◆ WHAT THE EXERCISE ASKS
In the lines below, from the first one through the one containing "card-description: Queued for", change every "card-count" to "card-number" and leave everything else as it is. Give back only those lines.

* BEGIN SUPPLIED MATERIAL *

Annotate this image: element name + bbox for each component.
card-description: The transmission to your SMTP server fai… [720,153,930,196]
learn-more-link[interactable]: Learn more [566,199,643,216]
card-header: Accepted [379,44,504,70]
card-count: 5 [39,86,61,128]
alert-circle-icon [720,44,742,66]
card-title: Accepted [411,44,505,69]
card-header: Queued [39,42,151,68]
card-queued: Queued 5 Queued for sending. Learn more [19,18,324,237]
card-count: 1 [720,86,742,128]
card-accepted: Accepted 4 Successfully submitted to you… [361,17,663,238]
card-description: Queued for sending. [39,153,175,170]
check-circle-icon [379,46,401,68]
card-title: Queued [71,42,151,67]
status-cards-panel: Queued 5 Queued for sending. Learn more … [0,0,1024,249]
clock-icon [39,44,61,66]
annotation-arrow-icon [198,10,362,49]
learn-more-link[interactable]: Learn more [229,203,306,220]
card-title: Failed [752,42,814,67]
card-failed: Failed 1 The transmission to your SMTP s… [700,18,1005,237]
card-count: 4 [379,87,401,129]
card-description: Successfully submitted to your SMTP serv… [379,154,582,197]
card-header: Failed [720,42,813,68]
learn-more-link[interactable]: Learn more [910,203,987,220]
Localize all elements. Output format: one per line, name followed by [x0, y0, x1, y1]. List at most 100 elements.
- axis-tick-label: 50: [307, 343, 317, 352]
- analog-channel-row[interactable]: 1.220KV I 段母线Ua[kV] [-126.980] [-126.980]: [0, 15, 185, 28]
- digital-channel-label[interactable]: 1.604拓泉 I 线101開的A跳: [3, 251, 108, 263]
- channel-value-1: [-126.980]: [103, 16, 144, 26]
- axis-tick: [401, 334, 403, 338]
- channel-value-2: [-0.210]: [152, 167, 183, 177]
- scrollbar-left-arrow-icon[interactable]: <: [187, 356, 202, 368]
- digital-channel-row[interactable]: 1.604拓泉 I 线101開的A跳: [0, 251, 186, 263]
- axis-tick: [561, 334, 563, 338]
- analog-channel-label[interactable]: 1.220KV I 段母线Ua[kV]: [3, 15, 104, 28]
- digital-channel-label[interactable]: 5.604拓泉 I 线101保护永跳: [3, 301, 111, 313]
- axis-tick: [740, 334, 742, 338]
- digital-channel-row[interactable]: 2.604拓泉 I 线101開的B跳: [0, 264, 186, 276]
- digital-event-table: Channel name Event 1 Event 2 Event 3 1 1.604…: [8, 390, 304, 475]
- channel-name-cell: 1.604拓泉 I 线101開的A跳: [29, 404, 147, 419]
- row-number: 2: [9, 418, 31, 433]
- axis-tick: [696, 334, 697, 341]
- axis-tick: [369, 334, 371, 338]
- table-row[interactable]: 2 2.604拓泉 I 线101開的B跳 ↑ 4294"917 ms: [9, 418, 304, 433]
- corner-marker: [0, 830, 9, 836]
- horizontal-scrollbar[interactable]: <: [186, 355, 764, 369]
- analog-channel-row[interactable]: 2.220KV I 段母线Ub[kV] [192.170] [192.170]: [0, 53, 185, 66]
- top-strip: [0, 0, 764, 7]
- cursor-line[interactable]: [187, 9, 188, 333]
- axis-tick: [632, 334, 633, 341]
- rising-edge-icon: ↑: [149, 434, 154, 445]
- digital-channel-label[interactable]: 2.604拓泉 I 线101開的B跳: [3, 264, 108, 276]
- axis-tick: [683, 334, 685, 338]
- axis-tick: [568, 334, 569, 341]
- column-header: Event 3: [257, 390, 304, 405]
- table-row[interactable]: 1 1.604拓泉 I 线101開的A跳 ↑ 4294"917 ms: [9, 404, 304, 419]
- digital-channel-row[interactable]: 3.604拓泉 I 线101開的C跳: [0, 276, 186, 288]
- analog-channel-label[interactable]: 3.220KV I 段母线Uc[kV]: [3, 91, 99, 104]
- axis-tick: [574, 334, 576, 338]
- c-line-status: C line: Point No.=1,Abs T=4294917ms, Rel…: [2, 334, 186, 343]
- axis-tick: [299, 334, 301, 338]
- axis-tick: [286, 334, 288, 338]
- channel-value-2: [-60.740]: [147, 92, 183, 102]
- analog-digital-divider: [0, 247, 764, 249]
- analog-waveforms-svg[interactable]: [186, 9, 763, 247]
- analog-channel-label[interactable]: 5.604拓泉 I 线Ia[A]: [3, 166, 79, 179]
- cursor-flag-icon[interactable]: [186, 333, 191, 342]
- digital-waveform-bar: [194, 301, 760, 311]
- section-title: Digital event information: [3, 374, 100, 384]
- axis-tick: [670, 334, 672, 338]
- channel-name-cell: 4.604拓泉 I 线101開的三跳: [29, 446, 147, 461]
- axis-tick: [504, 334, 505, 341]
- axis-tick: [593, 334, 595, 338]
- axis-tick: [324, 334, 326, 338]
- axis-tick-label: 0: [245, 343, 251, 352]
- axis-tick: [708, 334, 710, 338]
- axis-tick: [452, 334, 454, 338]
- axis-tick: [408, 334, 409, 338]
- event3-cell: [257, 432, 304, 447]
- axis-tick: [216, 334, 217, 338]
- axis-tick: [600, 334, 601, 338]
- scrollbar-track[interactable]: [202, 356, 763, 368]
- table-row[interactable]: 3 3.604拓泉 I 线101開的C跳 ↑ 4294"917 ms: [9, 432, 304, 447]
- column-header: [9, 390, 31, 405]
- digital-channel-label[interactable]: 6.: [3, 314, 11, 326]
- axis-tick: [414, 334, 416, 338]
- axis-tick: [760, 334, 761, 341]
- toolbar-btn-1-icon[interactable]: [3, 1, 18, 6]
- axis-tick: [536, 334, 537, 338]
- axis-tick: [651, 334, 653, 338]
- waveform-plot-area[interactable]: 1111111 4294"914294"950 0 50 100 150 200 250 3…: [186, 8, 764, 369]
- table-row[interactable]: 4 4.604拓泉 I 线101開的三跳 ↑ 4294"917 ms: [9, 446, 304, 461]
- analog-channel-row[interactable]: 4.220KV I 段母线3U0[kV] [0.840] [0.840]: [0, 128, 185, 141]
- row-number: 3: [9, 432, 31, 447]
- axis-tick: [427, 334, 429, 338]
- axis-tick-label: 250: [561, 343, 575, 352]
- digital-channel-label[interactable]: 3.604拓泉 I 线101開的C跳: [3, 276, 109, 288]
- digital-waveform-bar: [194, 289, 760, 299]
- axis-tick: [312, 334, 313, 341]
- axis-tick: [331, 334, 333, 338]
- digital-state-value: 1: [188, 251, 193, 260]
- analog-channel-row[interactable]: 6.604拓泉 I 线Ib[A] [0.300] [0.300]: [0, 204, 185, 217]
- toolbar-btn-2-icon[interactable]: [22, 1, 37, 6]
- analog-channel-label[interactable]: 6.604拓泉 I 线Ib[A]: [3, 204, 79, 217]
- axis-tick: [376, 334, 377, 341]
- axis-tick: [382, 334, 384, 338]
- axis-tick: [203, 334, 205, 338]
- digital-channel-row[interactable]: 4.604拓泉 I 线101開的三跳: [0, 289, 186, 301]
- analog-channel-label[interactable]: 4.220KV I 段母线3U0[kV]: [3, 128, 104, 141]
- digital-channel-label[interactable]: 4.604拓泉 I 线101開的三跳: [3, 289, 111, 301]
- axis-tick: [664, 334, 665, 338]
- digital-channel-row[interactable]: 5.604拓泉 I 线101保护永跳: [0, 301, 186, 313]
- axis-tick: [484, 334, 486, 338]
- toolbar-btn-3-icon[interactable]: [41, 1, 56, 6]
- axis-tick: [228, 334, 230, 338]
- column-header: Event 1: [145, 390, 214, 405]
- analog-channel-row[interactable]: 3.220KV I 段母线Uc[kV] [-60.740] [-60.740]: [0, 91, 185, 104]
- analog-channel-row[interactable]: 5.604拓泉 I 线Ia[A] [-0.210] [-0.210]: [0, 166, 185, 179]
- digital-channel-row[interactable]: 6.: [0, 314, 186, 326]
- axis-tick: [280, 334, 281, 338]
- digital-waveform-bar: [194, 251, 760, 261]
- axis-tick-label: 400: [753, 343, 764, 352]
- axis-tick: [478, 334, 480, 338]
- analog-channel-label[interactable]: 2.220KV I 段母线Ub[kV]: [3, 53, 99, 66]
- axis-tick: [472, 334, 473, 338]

* END SUPPLIED MATERIAL *

◆ THE COMPLETED TASK
Annotate this image: element name + bbox for each component.
card-description: The transmission to your SMTP server fai… [720,153,930,196]
learn-more-link[interactable]: Learn more [566,199,643,216]
card-header: Accepted [379,44,504,70]
card-number: 5 [39,86,61,128]
alert-circle-icon [720,44,742,66]
card-title: Accepted [411,44,505,69]
card-header: Queued [39,42,151,68]
card-queued: Queued 5 Queued for sending. Learn more [19,18,324,237]
card-number: 1 [720,86,742,128]
card-accepted: Accepted 4 Successfully submitted to you… [361,17,663,238]
card-description: Queued for sending. [39,153,175,170]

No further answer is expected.